WRITTEN PROBLEM: Copy the following material line for line, without changing anything.

PROVIDED MATERIAL:
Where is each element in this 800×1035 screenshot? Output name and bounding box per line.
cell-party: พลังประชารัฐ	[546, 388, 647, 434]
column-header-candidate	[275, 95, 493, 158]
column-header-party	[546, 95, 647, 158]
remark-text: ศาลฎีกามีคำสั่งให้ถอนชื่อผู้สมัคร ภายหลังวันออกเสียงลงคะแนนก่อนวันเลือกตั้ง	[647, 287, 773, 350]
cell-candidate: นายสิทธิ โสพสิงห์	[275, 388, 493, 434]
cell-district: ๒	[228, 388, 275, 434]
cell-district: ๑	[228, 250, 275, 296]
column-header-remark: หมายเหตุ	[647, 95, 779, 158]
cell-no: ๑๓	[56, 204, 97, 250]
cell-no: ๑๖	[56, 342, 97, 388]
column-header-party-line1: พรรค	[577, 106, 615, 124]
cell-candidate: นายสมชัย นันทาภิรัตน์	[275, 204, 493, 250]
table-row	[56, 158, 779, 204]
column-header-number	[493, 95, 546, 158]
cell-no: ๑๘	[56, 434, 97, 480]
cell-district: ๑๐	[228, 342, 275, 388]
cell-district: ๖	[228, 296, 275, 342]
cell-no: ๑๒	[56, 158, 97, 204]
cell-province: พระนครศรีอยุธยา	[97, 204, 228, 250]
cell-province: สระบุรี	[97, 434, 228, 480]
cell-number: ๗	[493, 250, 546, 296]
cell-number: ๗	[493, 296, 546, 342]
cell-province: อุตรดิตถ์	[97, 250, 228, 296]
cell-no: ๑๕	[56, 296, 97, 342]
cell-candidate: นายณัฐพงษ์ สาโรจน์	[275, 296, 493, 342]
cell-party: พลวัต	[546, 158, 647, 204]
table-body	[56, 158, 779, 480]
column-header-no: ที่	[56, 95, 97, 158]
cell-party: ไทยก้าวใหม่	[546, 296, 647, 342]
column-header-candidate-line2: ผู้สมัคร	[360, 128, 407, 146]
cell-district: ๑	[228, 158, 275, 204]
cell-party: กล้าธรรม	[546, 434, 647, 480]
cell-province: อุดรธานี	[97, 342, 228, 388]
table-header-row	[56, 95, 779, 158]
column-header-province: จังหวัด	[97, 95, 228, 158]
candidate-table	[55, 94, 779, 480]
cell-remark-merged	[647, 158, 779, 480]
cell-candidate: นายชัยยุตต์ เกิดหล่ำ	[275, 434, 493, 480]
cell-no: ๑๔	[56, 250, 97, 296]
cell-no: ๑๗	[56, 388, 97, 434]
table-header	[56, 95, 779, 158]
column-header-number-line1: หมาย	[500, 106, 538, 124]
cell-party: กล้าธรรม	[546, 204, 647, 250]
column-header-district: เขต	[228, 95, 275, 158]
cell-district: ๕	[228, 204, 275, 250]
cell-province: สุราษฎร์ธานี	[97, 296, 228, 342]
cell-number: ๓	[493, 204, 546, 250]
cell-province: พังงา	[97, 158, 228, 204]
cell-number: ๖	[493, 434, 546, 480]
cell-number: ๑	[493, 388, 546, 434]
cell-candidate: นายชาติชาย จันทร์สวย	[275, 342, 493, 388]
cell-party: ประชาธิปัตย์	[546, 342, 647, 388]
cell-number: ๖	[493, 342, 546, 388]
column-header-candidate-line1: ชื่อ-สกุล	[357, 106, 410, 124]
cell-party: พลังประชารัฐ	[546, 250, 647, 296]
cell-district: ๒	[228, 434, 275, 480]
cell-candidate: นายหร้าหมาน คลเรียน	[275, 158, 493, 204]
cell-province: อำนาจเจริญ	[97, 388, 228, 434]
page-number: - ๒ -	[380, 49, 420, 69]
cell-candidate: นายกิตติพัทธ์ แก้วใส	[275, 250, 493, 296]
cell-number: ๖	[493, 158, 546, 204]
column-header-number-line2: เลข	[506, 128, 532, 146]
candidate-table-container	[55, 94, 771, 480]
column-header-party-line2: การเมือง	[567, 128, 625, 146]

SOLUTION TO THIS TASK:
Where is each element in this 800×1035 screenshot? Output name and bounding box per line.
cell-party: พลังประชารัฐ	[546, 388, 647, 434]
column-header-candidate	[275, 95, 493, 158]
column-header-party	[546, 95, 647, 158]
remark-text: ศาลฎีกามีคำสั่งให้ถอนชื่อผู้สมัคร ภายหลังวันออกเสียงลงคะแนนก่อนวันเลือกตั้ง	[647, 287, 773, 350]
cell-candidate: นายสิทธิ โสพสิงห์	[275, 388, 493, 434]
cell-district: ๒	[228, 388, 275, 434]
cell-district: ๑	[228, 250, 275, 296]
column-header-remark: หมายเหตุ	[647, 95, 779, 158]
cell-no: ๑๓	[56, 204, 97, 250]
cell-no: ๑๖	[56, 342, 97, 388]
column-header-party-line1: พรรค	[577, 106, 615, 124]
cell-candidate: นายสมชัย นันทาภิรัตน์	[275, 204, 493, 250]
table-row	[56, 158, 779, 204]
column-header-number	[493, 95, 546, 158]
cell-no: ๑๘	[56, 434, 97, 480]
cell-district: ๑๐	[228, 342, 275, 388]
cell-district: ๖	[228, 296, 275, 342]
cell-no: ๑๒	[56, 158, 97, 204]
cell-province: พระนครศรีอยุธยา	[97, 204, 228, 250]
cell-province: สระบุรี	[97, 434, 228, 480]
cell-number: ๗	[493, 250, 546, 296]
cell-number: ๗	[493, 296, 546, 342]
cell-province: อุตรดิตถ์	[97, 250, 228, 296]
cell-no: ๑๕	[56, 296, 97, 342]
cell-candidate: นายณัฐพงษ์ สาโรจน์	[275, 296, 493, 342]
cell-party: พลวัต	[546, 158, 647, 204]
table-body	[56, 158, 779, 480]
column-header-no: ที่	[56, 95, 97, 158]
cell-party: ไทยก้าวใหม่	[546, 296, 647, 342]
column-header-candidate-line2: ผู้สมัคร	[360, 128, 407, 146]
cell-district: ๑	[228, 158, 275, 204]
cell-party: กล้าธรรม	[546, 434, 647, 480]
cell-province: อุดรธานี	[97, 342, 228, 388]
table-header-row	[56, 95, 779, 158]
column-header-province: จังหวัด	[97, 95, 228, 158]
candidate-table	[55, 94, 779, 480]
cell-remark-merged	[647, 158, 779, 480]
cell-candidate: นายชัยยุตต์ เกิดหล่ำ	[275, 434, 493, 480]
cell-no: ๑๔	[56, 250, 97, 296]
cell-no: ๑๗	[56, 388, 97, 434]
table-header	[56, 95, 779, 158]
column-header-number-line1: หมาย	[500, 106, 538, 124]
cell-party: กล้าธรรม	[546, 204, 647, 250]
column-header-district: เขต	[228, 95, 275, 158]
cell-district: ๕	[228, 204, 275, 250]
cell-province: สุราษฎร์ธานี	[97, 296, 228, 342]
cell-number: ๓	[493, 204, 546, 250]
cell-province: พังงา	[97, 158, 228, 204]
cell-number: ๖	[493, 434, 546, 480]
cell-number: ๑	[493, 388, 546, 434]
cell-candidate: นายชาติชาย จันทร์สวย	[275, 342, 493, 388]
cell-party: ประชาธิปัตย์	[546, 342, 647, 388]
cell-number: ๖	[493, 342, 546, 388]
column-header-candidate-line1: ชื่อ-สกุล	[357, 106, 410, 124]
cell-party: พลังประชารัฐ	[546, 250, 647, 296]
cell-district: ๒	[228, 434, 275, 480]
cell-candidate: นายหร้าหมาน คลเรียน	[275, 158, 493, 204]
cell-province: อำนาจเจริญ	[97, 388, 228, 434]
page-number: - ๒ -	[380, 49, 420, 69]
cell-candidate: นายกิตติพัทธ์ แก้วใส	[275, 250, 493, 296]
cell-number: ๖	[493, 158, 546, 204]
column-header-number-line2: เลข	[506, 128, 532, 146]
candidate-table-container	[55, 94, 771, 480]
column-header-party-line2: การเมือง	[567, 128, 625, 146]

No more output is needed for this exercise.